MATERIAL FOR THIS TASK
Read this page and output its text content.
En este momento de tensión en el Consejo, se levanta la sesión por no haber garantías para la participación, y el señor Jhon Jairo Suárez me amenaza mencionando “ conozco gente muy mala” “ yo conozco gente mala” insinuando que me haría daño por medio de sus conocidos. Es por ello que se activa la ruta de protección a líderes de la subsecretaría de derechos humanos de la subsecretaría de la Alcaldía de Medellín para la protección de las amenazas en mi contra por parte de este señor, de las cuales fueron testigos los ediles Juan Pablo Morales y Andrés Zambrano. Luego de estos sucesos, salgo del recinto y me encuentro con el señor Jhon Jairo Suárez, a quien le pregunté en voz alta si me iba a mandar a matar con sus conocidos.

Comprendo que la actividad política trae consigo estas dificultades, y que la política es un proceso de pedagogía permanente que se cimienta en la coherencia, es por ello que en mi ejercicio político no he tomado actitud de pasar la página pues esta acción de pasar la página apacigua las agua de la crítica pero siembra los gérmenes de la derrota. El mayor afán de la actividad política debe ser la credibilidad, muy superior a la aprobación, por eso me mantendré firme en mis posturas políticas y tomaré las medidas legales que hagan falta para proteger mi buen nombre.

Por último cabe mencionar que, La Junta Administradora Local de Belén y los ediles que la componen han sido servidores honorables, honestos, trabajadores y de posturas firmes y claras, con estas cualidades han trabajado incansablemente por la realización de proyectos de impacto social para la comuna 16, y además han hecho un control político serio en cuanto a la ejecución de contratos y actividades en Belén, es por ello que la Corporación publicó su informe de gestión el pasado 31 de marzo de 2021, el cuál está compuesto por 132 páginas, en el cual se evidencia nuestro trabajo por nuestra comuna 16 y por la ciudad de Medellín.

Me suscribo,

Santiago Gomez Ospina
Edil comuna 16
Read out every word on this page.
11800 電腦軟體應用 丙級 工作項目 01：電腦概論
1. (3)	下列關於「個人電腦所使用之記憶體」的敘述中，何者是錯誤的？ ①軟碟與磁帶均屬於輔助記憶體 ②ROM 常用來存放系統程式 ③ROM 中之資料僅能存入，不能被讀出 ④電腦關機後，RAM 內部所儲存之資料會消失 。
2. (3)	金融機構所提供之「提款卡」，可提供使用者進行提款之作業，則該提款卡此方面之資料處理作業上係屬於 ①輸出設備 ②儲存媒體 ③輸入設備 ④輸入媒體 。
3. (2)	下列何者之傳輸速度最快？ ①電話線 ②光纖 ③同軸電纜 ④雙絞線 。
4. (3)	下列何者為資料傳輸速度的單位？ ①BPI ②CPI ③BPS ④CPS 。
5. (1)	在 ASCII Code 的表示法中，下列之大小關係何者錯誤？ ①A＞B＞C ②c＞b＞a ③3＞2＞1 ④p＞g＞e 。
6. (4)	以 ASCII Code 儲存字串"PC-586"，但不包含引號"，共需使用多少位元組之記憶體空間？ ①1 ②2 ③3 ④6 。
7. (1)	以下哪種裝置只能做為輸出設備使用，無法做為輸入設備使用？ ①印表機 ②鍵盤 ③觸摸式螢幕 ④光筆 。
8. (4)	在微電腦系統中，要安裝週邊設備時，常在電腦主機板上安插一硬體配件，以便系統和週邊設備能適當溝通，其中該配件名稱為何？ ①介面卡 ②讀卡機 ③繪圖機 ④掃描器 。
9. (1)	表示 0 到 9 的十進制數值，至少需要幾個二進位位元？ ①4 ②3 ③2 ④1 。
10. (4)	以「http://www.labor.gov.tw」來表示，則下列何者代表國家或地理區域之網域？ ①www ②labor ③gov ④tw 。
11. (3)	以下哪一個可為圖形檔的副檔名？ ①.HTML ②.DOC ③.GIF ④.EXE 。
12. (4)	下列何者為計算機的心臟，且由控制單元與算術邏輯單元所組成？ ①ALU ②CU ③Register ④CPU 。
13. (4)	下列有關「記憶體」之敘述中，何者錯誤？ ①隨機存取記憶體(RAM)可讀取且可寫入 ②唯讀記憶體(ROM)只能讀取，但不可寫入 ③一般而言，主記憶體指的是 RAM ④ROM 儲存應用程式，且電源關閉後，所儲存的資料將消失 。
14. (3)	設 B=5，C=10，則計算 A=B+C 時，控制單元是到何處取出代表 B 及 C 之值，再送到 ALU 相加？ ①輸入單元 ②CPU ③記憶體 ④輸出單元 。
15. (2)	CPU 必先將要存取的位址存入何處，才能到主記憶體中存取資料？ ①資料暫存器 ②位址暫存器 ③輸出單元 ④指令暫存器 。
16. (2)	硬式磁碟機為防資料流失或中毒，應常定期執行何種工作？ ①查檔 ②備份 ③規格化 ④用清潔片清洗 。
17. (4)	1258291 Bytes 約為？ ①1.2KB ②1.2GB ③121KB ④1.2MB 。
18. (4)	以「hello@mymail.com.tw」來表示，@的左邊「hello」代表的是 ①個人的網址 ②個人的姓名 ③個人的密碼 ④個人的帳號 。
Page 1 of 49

STATED GOAL
Return each line of the records above exactly as it reads.

WORKED SOLUTION
Read this page and output its text content.
En este momento de tensión en el Consejo, se levanta la sesión por no haber garantías para la participación, y el señor Jhon Jairo Suárez me amenaza mencionando “ conozco gente muy mala” “ yo conozco gente mala” insinuando que me haría daño por medio de sus conocidos. Es por ello que se activa la ruta de protección a líderes de la subsecretaría de derechos humanos de la subsecretaría de la Alcaldía de Medellín para la protección de las amenazas en mi contra por parte de este señor, de las cuales fueron testigos los ediles Juan Pablo Morales y Andrés Zambrano. Luego de estos sucesos, salgo del recinto y me encuentro con el señor Jhon Jairo Suárez, a quien le pregunté en voz alta si me iba a mandar a matar con sus conocidos.

Comprendo que la actividad política trae consigo estas dificultades, y que la política es un proceso de pedagogía permanente que se cimienta en la coherencia, es por ello que en mi ejercicio político no he tomado actitud de pasar la página pues esta acción de pasar la página apacigua las agua de la crítica pero siembra los gérmenes de la derrota. El mayor afán de la actividad política debe ser la credibilidad, muy superior a la aprobación, por eso me mantendré firme en mis posturas políticas y tomaré las medidas legales que hagan falta para proteger mi buen nombre.

Por último cabe mencionar que, La Junta Administradora Local de Belén y los ediles que la componen han sido servidores honorables, honestos, trabajadores y de posturas firmes y claras, con estas cualidades han trabajado incansablemente por la realización de proyectos de impacto social para la comuna 16, y además han hecho un control político serio en cuanto a la ejecución de contratos y actividades en Belén, es por ello que la Corporación publicó su informe de gestión el pasado 31 de marzo de 2021, el cuál está compuesto por 132 páginas, en el cual se evidencia nuestro trabajo por nuestra comuna 16 y por la ciudad de Medellín.

Me suscribo,

Santiago Gomez Ospina
Edil comuna 16
Read out every word on this page.
11800 電腦軟體應用 丙級 工作項目 01：電腦概論
1. (3)	下列關於「個人電腦所使用之記憶體」的敘述中，何者是錯誤的？ ①軟碟與磁帶均屬於輔助記憶體 ②ROM 常用來存放系統程式 ③ROM 中之資料僅能存入，不能被讀出 ④電腦關機後，RAM 內部所儲存之資料會消失 。
2. (3)	金融機構所提供之「提款卡」，可提供使用者進行提款之作業，則該提款卡此方面之資料處理作業上係屬於 ①輸出設備 ②儲存媒體 ③輸入設備 ④輸入媒體 。
3. (2)	下列何者之傳輸速度最快？ ①電話線 ②光纖 ③同軸電纜 ④雙絞線 。
4. (3)	下列何者為資料傳輸速度的單位？ ①BPI ②CPI ③BPS ④CPS 。
5. (1)	在 ASCII Code 的表示法中，下列之大小關係何者錯誤？ ①A＞B＞C ②c＞b＞a ③3＞2＞1 ④p＞g＞e 。
6. (4)	以 ASCII Code 儲存字串"PC-586"，但不包含引號"，共需使用多少位元組之記憶體空間？ ①1 ②2 ③3 ④6 。
7. (1)	以下哪種裝置只能做為輸出設備使用，無法做為輸入設備使用？ ①印表機 ②鍵盤 ③觸摸式螢幕 ④光筆 。
8. (4)	在微電腦系統中，要安裝週邊設備時，常在電腦主機板上安插一硬體配件，以便系統和週邊設備能適當溝通，其中該配件名稱為何？ ①介面卡 ②讀卡機 ③繪圖機 ④掃描器 。
9. (1)	表示 0 到 9 的十進制數值，至少需要幾個二進位位元？ ①4 ②3 ③2 ④1 。
10. (4)	以「http://www.labor.gov.tw」來表示，則下列何者代表國家或地理區域之網域？ ①www ②labor ③gov ④tw 。
11. (3)	以下哪一個可為圖形檔的副檔名？ ①.HTML ②.DOC ③.GIF ④.EXE 。
12. (4)	下列何者為計算機的心臟，且由控制單元與算術邏輯單元所組成？ ①ALU ②CU ③Register ④CPU 。
13. (4)	下列有關「記憶體」之敘述中，何者錯誤？ ①隨機存取記憶體(RAM)可讀取且可寫入 ②唯讀記憶體(ROM)只能讀取，但不可寫入 ③一般而言，主記憶體指的是 RAM ④ROM 儲存應用程式，且電源關閉後，所儲存的資料將消失 。
14. (3)	設 B=5，C=10，則計算 A=B+C 時，控制單元是到何處取出代表 B 及 C 之值，再送到 ALU 相加？ ①輸入單元 ②CPU ③記憶體 ④輸出單元 。
15. (2)	CPU 必先將要存取的位址存入何處，才能到主記憶體中存取資料？ ①資料暫存器 ②位址暫存器 ③輸出單元 ④指令暫存器 。
16. (2)	硬式磁碟機為防資料流失或中毒，應常定期執行何種工作？ ①查檔 ②備份 ③規格化 ④用清潔片清洗 。
17. (4)	1258291 Bytes 約為？ ①1.2KB ②1.2GB ③121KB ④1.2MB 。
18. (4)	以「hello@mymail.com.tw」來表示，@的左邊「hello」代表的是 ①個人的網址 ②個人的姓名 ③個人的密碼 ④個人的帳號 。
Page 1 of 49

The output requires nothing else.